┌─ Source data
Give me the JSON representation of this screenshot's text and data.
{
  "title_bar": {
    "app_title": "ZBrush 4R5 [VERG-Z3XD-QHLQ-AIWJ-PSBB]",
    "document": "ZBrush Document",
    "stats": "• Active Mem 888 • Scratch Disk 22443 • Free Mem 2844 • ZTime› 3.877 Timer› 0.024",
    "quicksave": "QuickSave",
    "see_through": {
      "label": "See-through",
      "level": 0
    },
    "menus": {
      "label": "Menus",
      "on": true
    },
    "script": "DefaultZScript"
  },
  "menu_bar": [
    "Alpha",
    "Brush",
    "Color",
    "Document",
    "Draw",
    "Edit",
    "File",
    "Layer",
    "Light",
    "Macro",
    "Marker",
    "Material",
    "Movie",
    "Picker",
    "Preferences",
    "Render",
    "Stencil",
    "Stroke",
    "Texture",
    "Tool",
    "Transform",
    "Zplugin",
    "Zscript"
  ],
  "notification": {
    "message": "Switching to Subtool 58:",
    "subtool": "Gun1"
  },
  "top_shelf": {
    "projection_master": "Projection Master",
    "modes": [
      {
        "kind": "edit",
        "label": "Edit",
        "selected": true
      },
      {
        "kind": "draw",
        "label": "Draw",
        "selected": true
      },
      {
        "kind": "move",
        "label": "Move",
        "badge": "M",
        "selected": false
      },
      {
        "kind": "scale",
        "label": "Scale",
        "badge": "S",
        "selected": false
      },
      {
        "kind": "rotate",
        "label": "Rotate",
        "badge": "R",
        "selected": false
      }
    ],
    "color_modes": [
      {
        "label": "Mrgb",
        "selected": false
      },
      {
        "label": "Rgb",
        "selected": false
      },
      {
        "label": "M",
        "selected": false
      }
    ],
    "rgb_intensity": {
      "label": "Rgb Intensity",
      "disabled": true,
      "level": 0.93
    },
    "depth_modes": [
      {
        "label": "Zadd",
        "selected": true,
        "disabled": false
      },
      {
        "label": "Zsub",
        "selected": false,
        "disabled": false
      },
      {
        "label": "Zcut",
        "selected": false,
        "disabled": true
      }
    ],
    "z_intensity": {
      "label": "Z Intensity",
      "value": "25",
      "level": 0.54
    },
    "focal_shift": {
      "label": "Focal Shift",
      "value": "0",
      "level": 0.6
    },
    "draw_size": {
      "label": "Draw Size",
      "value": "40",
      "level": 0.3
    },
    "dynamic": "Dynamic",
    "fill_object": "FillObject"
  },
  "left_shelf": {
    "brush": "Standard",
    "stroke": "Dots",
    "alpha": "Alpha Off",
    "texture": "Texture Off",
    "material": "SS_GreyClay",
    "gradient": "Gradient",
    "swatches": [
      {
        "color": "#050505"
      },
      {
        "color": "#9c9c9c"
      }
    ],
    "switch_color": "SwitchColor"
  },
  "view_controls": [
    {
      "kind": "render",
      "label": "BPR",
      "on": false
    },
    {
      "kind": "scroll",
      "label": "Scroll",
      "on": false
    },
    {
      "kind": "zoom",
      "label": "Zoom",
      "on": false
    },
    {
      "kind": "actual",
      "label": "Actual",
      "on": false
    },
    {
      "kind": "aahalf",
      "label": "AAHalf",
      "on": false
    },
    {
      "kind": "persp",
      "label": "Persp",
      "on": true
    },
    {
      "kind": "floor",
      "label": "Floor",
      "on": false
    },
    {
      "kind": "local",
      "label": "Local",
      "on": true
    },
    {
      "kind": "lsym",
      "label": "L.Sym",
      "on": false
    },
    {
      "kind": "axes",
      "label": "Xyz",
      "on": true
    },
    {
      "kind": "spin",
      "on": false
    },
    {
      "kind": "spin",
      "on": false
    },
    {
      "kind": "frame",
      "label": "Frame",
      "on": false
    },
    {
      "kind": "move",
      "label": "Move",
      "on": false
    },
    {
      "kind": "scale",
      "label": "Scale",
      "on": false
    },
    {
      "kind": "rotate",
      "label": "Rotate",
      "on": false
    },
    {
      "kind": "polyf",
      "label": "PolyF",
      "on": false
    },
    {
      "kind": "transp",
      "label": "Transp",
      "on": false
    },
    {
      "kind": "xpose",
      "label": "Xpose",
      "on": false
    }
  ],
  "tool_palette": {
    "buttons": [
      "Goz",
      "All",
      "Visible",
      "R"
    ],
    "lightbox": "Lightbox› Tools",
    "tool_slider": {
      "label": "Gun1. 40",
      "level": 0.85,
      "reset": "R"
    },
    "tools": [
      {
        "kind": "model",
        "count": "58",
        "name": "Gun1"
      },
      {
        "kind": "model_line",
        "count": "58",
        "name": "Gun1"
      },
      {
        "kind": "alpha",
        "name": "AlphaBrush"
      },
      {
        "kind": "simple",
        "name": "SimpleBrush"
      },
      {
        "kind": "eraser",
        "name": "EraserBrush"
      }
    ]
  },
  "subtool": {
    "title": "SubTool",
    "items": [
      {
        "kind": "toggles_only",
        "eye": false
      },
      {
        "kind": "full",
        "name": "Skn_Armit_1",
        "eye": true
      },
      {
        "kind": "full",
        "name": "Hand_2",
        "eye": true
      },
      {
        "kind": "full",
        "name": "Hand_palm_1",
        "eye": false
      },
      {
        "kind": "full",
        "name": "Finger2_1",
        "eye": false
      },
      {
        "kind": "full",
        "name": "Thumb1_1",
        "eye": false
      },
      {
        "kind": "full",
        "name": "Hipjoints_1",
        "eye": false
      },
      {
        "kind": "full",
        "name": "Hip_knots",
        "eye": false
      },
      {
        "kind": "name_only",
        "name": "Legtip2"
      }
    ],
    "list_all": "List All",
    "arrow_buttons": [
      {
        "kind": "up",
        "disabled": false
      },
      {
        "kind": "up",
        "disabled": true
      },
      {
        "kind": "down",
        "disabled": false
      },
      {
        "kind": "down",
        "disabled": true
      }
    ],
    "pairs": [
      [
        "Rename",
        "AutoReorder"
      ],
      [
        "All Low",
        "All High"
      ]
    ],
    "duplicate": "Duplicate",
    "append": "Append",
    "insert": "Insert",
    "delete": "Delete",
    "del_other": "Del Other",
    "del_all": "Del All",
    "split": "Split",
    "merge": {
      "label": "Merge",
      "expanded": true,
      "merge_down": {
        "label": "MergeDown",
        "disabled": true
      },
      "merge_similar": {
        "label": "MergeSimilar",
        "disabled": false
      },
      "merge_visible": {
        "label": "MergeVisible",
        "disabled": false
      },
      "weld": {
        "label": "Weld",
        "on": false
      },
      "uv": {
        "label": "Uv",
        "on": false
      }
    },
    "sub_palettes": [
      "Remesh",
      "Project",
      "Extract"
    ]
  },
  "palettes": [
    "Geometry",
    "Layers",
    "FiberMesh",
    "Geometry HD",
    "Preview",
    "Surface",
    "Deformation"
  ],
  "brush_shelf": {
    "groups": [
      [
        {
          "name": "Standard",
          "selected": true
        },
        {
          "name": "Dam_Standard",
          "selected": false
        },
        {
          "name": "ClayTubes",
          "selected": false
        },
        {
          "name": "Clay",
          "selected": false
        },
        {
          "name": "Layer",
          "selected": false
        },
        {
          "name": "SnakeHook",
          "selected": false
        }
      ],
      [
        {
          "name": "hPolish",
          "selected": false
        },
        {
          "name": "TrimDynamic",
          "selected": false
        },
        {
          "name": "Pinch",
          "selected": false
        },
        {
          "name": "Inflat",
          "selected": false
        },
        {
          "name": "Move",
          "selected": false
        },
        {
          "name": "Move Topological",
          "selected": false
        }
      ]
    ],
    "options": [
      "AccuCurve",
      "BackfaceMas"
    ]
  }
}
└─
[Exercise aim]: Copy the data above exactly. Every line must be included.

[Correct answer]:
Give me the JSON representation of this screenshot's text and data.
{
  "title_bar": {
    "app_title": "ZBrush 4R5 [VERG-Z3XD-QHLQ-AIWJ-PSBB]",
    "document": "ZBrush Document",
    "stats": "• Active Mem 888 • Scratch Disk 22443 • Free Mem 2844 • ZTime› 3.877 Timer› 0.024",
    "quicksave": "QuickSave",
    "see_through": {
      "label": "See-through",
      "level": 0
    },
    "menus": {
      "label": "Menus",
      "on": true
    },
    "script": "DefaultZScript"
  },
  "menu_bar": [
    "Alpha",
    "Brush",
    "Color",
    "Document",
    "Draw",
    "Edit",
    "File",
    "Layer",
    "Light",
    "Macro",
    "Marker",
    "Material",
    "Movie",
    "Picker",
    "Preferences",
    "Render",
    "Stencil",
    "Stroke",
    "Texture",
    "Tool",
    "Transform",
    "Zplugin",
    "Zscript"
  ],
  "notification": {
    "message": "Switching to Subtool 58:",
    "subtool": "Gun1"
  },
  "top_shelf": {
    "projection_master": "Projection Master",
    "modes": [
      {
        "kind": "edit",
        "label": "Edit",
        "selected": true
      },
      {
        "kind": "draw",
        "label": "Draw",
        "selected": true
      },
      {
        "kind": "move",
        "label": "Move",
        "badge": "M",
        "selected": false
      },
      {
        "kind": "scale",
        "label": "Scale",
        "badge": "S",
        "selected": false
      },
      {
        "kind": "rotate",
        "label": "Rotate",
        "badge": "R",
        "selected": false
      }
    ],
    "color_modes": [
      {
        "label": "Mrgb",
        "selected": false
      },
      {
        "label": "Rgb",
        "selected": false
      },
      {
        "label": "M",
        "selected": false
      }
    ],
    "rgb_intensity": {
      "label": "Rgb Intensity",
      "disabled": true,
      "level": 0.93
    },
    "depth_modes": [
      {
        "label": "Zadd",
        "selected": true,
        "disabled": false
      },
      {
        "label": "Zsub",
        "selected": false,
        "disabled": false
      },
      {
        "label": "Zcut",
        "selected": false,
        "disabled": true
      }
    ],
    "z_intensity": {
      "label": "Z Intensity",
      "value": "25",
      "level": 0.54
    },
    "focal_shift": {
      "label": "Focal Shift",
      "value": "0",
      "level": 0.6
    },
    "draw_size": {
      "label": "Draw Size",
      "value": "40",
      "level": 0.3
    },
    "dynamic": "Dynamic",
    "fill_object": "FillObject"
  },
  "left_shelf": {
    "brush": "Standard",
    "stroke": "Dots",
    "alpha": "Alpha Off",
    "texture": "Texture Off",
    "material": "SS_GreyClay",
    "gradient": "Gradient",
    "swatches": [
      {
        "color": "#050505"
      },
      {
        "color": "#9c9c9c"
      }
    ],
    "switch_color": "SwitchColor"
  },
  "view_controls": [
    {
      "kind": "render",
      "label": "BPR",
      "on": false
    },
    {
      "kind": "scroll",
      "label": "Scroll",
      "on": false
    },
    {
      "kind": "zoom",
      "label": "Zoom",
      "on": false
    },
    {
      "kind": "actual",
      "label": "Actual",
      "on": false
    },
    {
      "kind": "aahalf",
      "label": "AAHalf",
      "on": false
    },
    {
      "kind": "persp",
      "label": "Persp",
      "on": true
    },
    {
      "kind": "floor",
      "label": "Floor",
      "on": false
    },
    {
      "kind": "local",
      "label": "Local",
      "on": true
    },
    {
      "kind": "lsym",
      "label": "L.Sym",
      "on": false
    },
    {
      "kind": "axes",
      "label": "Xyz",
      "on": true
    },
    {
      "kind": "spin",
      "on": false
    },
    {
      "kind": "spin",
      "on": false
    },
    {
      "kind": "frame",
      "label": "Frame",
      "on": false
    },
    {
      "kind": "move",
      "label": "Move",
      "on": false
    },
    {
      "kind": "scale",
      "label": "Scale",
      "on": false
    },
    {
      "kind": "rotate",
      "label": "Rotate",
      "on": false
    },
    {
      "kind": "polyf",
      "label": "PolyF",
      "on": false
    },
    {
      "kind": "transp",
      "label": "Transp",
      "on": false
    },
    {
      "kind": "xpose",
      "label": "Xpose",
      "on": false
    }
  ],
  "tool_palette": {
    "buttons": [
      "Goz",
      "All",
      "Visible",
      "R"
    ],
    "lightbox": "Lightbox› Tools",
    "tool_slider": {
      "label": "Gun1. 40",
      "level": 0.85,
      "reset": "R"
    },
    "tools": [
      {
        "kind": "model",
        "count": "58",
        "name": "Gun1"
      },
      {
        "kind": "model_line",
        "count": "58",
        "name": "Gun1"
      },
      {
        "kind": "alpha",
        "name": "AlphaBrush"
      },
      {
        "kind": "simple",
        "name": "SimpleBrush"
      },
      {
        "kind": "eraser",
        "name": "EraserBrush"
      }
    ]
  },
  "subtool": {
    "title": "SubTool",
    "items": [
      {
        "kind": "toggles_only",
        "eye": false
      },
      {
        "kind": "full",
        "name": "Skn_Armit_1",
        "eye": true
      },
      {
        "kind": "full",
        "name": "Hand_2",
        "eye": true
      },
      {
        "kind": "full",
        "name": "Hand_palm_1",
        "eye": false
      },
      {
        "kind": "full",
        "name": "Finger2_1",
        "eye": false
      },
      {
        "kind": "full",
        "name": "Thumb1_1",
        "eye": false
      },
      {
        "kind": "full",
        "name": "Hipjoints_1",
        "eye": false
      },
      {
        "kind": "full",
        "name": "Hip_knots",
        "eye": false
      },
      {
        "kind": "name_only",
        "name": "Legtip2"
      }
    ],
    "list_all": "List All",
    "arrow_buttons": [
      {
        "kind": "up",
        "disabled": false
      },
      {
        "kind": "up",
        "disabled": true
      },
      {
        "kind": "down",
        "disabled": false
      },
      {
        "kind": "down",
        "disabled": true
      }
    ],
    "pairs": [
      [
        "Rename",
        "AutoReorder"
      ],
      [
        "All Low",
        "All High"
      ]
    ],
    "duplicate": "Duplicate",
    "append": "Append",
    "insert": "Insert",
    "delete": "Delete",
    "del_other": "Del Other",
    "del_all": "Del All",
    "split": "Split",
    "merge": {
      "label": "Merge",
      "expanded": true,
      "merge_down": {
        "label": "MergeDown",
        "disabled": true
      },
      "merge_similar": {
        "label": "MergeSimilar",
        "disabled": false
      },
      "merge_visible": {
        "label": "MergeVisible",
        "disabled": false
      },
      "weld": {
        "label": "Weld",
        "on": false
      },
      "uv": {
        "label": "Uv",
        "on": false
      }
    },
    "sub_palettes": [
      "Remesh",
      "Project",
      "Extract"
    ]
  },
  "palettes": [
    "Geometry",
    "Layers",
    "FiberMesh",
    "Geometry HD",
    "Preview",
    "Surface",
    "Deformation"
  ],
  "brush_shelf": {
    "groups": [
      [
        {
          "name": "Standard",
          "selected": true
        },
        {
          "name": "Dam_Standard",
          "selected": false
        },
        {
          "name": "ClayTubes",
          "selected": false
        },
        {
          "name": "Clay",
          "selected": false
        },
        {
          "name": "Layer",
          "selected": false
        },
        {
          "name": "SnakeHook",
          "selected": false
        }
      ],
      [
        {
          "name": "hPolish",
          "selected": false
        },
        {
          "name": "TrimDynamic",
          "selected": false
        },
        {
          "name": "Pinch",
          "selected": false
        },
        {
          "name": "Inflat",
          "selected": false
        },
        {
          "name": "Move",
          "selected": false
        },
        {
          "name": "Move Topological",
          "selected": false
        }
      ]
    ],
    "options": [
      "AccuCurve",
      "BackfaceMas"
    ]
  }
}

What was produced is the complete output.